◆ **EXERCISE INSTRUCTIONS**
Each entry that follows is to be retyped exactly. Pictures do not belong in the copy.

◆ **SUPPLIED RECORDS**
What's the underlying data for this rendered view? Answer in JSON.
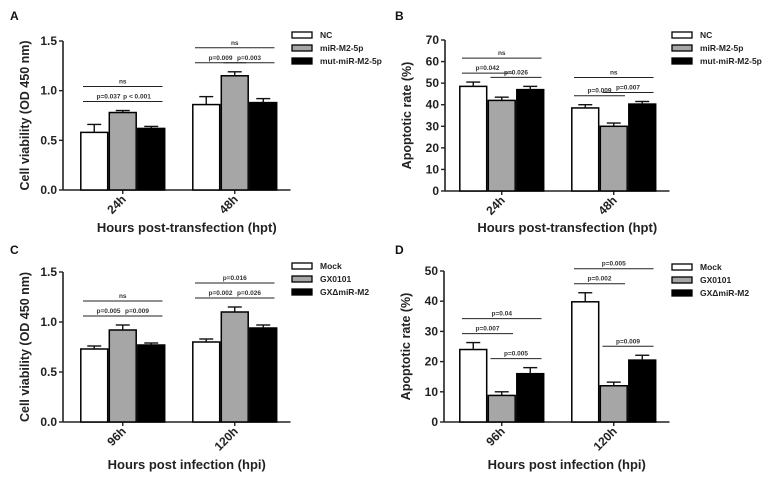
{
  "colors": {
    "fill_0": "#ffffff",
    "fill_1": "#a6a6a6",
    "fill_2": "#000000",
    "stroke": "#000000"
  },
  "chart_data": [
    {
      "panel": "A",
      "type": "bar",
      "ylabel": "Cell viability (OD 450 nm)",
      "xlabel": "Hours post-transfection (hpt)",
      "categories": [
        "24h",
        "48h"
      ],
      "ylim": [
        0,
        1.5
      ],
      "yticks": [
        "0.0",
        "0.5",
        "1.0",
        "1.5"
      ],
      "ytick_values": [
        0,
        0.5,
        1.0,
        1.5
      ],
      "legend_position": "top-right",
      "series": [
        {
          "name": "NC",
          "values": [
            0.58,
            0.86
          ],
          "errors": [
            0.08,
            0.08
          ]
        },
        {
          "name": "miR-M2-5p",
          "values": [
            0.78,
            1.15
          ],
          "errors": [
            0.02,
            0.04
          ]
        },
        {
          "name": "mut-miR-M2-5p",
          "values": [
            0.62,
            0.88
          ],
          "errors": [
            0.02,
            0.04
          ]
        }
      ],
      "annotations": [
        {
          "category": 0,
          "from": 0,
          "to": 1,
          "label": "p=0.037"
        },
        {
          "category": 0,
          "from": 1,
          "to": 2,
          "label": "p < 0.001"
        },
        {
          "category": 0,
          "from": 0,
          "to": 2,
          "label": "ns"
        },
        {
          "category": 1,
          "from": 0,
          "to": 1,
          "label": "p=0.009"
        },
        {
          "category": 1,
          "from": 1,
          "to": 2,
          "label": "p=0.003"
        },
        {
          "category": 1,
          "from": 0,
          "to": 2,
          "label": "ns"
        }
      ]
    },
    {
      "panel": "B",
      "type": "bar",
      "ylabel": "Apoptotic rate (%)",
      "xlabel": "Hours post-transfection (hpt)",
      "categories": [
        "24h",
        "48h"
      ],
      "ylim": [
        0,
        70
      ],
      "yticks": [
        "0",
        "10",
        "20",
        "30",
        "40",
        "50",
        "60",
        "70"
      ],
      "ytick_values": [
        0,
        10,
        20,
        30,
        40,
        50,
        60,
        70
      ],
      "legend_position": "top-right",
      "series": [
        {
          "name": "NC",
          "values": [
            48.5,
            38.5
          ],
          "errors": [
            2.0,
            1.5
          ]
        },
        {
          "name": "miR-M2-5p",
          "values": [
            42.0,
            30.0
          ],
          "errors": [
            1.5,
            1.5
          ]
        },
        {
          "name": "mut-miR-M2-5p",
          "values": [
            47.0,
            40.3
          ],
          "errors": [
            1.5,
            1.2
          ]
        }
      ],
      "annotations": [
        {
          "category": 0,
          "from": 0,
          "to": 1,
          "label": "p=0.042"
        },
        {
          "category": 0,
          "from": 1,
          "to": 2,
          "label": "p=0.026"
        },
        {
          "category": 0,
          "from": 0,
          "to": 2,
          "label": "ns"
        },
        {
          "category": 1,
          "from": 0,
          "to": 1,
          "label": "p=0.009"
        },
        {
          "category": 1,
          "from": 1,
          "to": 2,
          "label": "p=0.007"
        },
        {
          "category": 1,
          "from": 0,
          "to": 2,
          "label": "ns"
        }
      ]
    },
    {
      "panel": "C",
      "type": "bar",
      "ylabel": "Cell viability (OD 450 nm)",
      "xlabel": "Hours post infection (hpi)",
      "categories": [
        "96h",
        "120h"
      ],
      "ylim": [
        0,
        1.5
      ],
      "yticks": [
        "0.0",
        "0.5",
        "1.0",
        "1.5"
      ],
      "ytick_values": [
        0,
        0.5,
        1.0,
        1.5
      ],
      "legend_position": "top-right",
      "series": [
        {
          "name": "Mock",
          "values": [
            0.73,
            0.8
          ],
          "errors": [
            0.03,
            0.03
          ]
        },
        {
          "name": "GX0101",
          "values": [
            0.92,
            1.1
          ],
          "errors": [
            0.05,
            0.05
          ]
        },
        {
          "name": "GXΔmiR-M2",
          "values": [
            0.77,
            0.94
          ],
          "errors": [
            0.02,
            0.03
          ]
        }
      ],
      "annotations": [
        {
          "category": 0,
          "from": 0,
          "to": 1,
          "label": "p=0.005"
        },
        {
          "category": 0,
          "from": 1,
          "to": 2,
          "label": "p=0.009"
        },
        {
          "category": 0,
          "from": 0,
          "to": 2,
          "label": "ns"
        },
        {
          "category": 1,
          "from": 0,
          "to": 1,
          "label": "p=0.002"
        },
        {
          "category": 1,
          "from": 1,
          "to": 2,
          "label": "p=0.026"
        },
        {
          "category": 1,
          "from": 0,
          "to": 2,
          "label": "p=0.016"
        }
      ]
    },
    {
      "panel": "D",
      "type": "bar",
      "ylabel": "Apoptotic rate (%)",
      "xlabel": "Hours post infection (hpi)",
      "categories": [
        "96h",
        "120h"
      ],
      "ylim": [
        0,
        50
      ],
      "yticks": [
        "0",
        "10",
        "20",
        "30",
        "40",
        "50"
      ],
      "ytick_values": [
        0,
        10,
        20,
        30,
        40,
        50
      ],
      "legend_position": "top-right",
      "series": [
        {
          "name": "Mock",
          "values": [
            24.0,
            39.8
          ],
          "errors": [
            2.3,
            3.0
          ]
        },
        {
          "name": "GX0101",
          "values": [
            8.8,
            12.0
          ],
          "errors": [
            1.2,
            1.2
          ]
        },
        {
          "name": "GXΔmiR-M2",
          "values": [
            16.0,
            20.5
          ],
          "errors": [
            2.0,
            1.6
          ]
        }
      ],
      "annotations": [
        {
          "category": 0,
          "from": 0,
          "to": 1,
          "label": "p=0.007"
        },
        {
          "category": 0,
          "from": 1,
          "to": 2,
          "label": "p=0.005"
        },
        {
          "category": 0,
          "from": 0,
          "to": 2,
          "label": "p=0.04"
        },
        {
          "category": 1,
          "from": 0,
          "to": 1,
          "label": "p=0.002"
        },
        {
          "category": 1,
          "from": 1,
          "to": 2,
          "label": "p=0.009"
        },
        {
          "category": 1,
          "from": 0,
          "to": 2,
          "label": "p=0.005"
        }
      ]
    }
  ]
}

◆ **REPLY**
What's the underlying data for this rendered view? Answer in JSON.
{
  "colors": {
    "fill_0": "#ffffff",
    "fill_1": "#a6a6a6",
    "fill_2": "#000000",
    "stroke": "#000000"
  },
  "chart_data": [
    {
      "panel": "A",
      "type": "bar",
      "ylabel": "Cell viability (OD 450 nm)",
      "xlabel": "Hours post-transfection (hpt)",
      "categories": [
        "24h",
        "48h"
      ],
      "ylim": [
        0,
        1.5
      ],
      "yticks": [
        "0.0",
        "0.5",
        "1.0",
        "1.5"
      ],
      "ytick_values": [
        0,
        0.5,
        1.0,
        1.5
      ],
      "legend_position": "top-right",
      "series": [
        {
          "name": "NC",
          "values": [
            0.58,
            0.86
          ],
          "errors": [
            0.08,
            0.08
          ]
        },
        {
          "name": "miR-M2-5p",
          "values": [
            0.78,
            1.15
          ],
          "errors": [
            0.02,
            0.04
          ]
        },
        {
          "name": "mut-miR-M2-5p",
          "values": [
            0.62,
            0.88
          ],
          "errors": [
            0.02,
            0.04
          ]
        }
      ],
      "annotations": [
        {
          "category": 0,
          "from": 0,
          "to": 1,
          "label": "p=0.037"
        },
        {
          "category": 0,
          "from": 1,
          "to": 2,
          "label": "p < 0.001"
        },
        {
          "category": 0,
          "from": 0,
          "to": 2,
          "label": "ns"
        },
        {
          "category": 1,
          "from": 0,
          "to": 1,
          "label": "p=0.009"
        },
        {
          "category": 1,
          "from": 1,
          "to": 2,
          "label": "p=0.003"
        },
        {
          "category": 1,
          "from": 0,
          "to": 2,
          "label": "ns"
        }
      ]
    },
    {
      "panel": "B",
      "type": "bar",
      "ylabel": "Apoptotic rate (%)",
      "xlabel": "Hours post-transfection (hpt)",
      "categories": [
        "24h",
        "48h"
      ],
      "ylim": [
        0,
        70
      ],
      "yticks": [
        "0",
        "10",
        "20",
        "30",
        "40",
        "50",
        "60",
        "70"
      ],
      "ytick_values": [
        0,
        10,
        20,
        30,
        40,
        50,
        60,
        70
      ],
      "legend_position": "top-right",
      "series": [
        {
          "name": "NC",
          "values": [
            48.5,
            38.5
          ],
          "errors": [
            2.0,
            1.5
          ]
        },
        {
          "name": "miR-M2-5p",
          "values": [
            42.0,
            30.0
          ],
          "errors": [
            1.5,
            1.5
          ]
        },
        {
          "name": "mut-miR-M2-5p",
          "values": [
            47.0,
            40.3
          ],
          "errors": [
            1.5,
            1.2
          ]
        }
      ],
      "annotations": [
        {
          "category": 0,
          "from": 0,
          "to": 1,
          "label": "p=0.042"
        },
        {
          "category": 0,
          "from": 1,
          "to": 2,
          "label": "p=0.026"
        },
        {
          "category": 0,
          "from": 0,
          "to": 2,
          "label": "ns"
        },
        {
          "category": 1,
          "from": 0,
          "to": 1,
          "label": "p=0.009"
        },
        {
          "category": 1,
          "from": 1,
          "to": 2,
          "label": "p=0.007"
        },
        {
          "category": 1,
          "from": 0,
          "to": 2,
          "label": "ns"
        }
      ]
    },
    {
      "panel": "C",
      "type": "bar",
      "ylabel": "Cell viability (OD 450 nm)",
      "xlabel": "Hours post infection (hpi)",
      "categories": [
        "96h",
        "120h"
      ],
      "ylim": [
        0,
        1.5
      ],
      "yticks": [
        "0.0",
        "0.5",
        "1.0",
        "1.5"
      ],
      "ytick_values": [
        0,
        0.5,
        1.0,
        1.5
      ],
      "legend_position": "top-right",
      "series": [
        {
          "name": "Mock",
          "values": [
            0.73,
            0.8
          ],
          "errors": [
            0.03,
            0.03
          ]
        },
        {
          "name": "GX0101",
          "values": [
            0.92,
            1.1
          ],
          "errors": [
            0.05,
            0.05
          ]
        },
        {
          "name": "GXΔmiR-M2",
          "values": [
            0.77,
            0.94
          ],
          "errors": [
            0.02,
            0.03
          ]
        }
      ],
      "annotations": [
        {
          "category": 0,
          "from": 0,
          "to": 1,
          "label": "p=0.005"
        },
        {
          "category": 0,
          "from": 1,
          "to": 2,
          "label": "p=0.009"
        },
        {
          "category": 0,
          "from": 0,
          "to": 2,
          "label": "ns"
        },
        {
          "category": 1,
          "from": 0,
          "to": 1,
          "label": "p=0.002"
        },
        {
          "category": 1,
          "from": 1,
          "to": 2,
          "label": "p=0.026"
        },
        {
          "category": 1,
          "from": 0,
          "to": 2,
          "label": "p=0.016"
        }
      ]
    },
    {
      "panel": "D",
      "type": "bar",
      "ylabel": "Apoptotic rate (%)",
      "xlabel": "Hours post infection (hpi)",
      "categories": [
        "96h",
        "120h"
      ],
      "ylim": [
        0,
        50
      ],
      "yticks": [
        "0",
        "10",
        "20",
        "30",
        "40",
        "50"
      ],
      "ytick_values": [
        0,
        10,
        20,
        30,
        40,
        50
      ],
      "legend_position": "top-right",
      "series": [
        {
          "name": "Mock",
          "values": [
            24.0,
            39.8
          ],
          "errors": [
            2.3,
            3.0
          ]
        },
        {
          "name": "GX0101",
          "values": [
            8.8,
            12.0
          ],
          "errors": [
            1.2,
            1.2
          ]
        },
        {
          "name": "GXΔmiR-M2",
          "values": [
            16.0,
            20.5
          ],
          "errors": [
            2.0,
            1.6
          ]
        }
      ],
      "annotations": [
        {
          "category": 0,
          "from": 0,
          "to": 1,
          "label": "p=0.007"
        },
        {
          "category": 0,
          "from": 1,
          "to": 2,
          "label": "p=0.005"
        },
        {
          "category": 0,
          "from": 0,
          "to": 2,
          "label": "p=0.04"
        },
        {
          "category": 1,
          "from": 0,
          "to": 1,
          "label": "p=0.002"
        },
        {
          "category": 1,
          "from": 1,
          "to": 2,
          "label": "p=0.009"
        },
        {
          "category": 1,
          "from": 0,
          "to": 2,
          "label": "p=0.005"
        }
      ]
    }
  ]
}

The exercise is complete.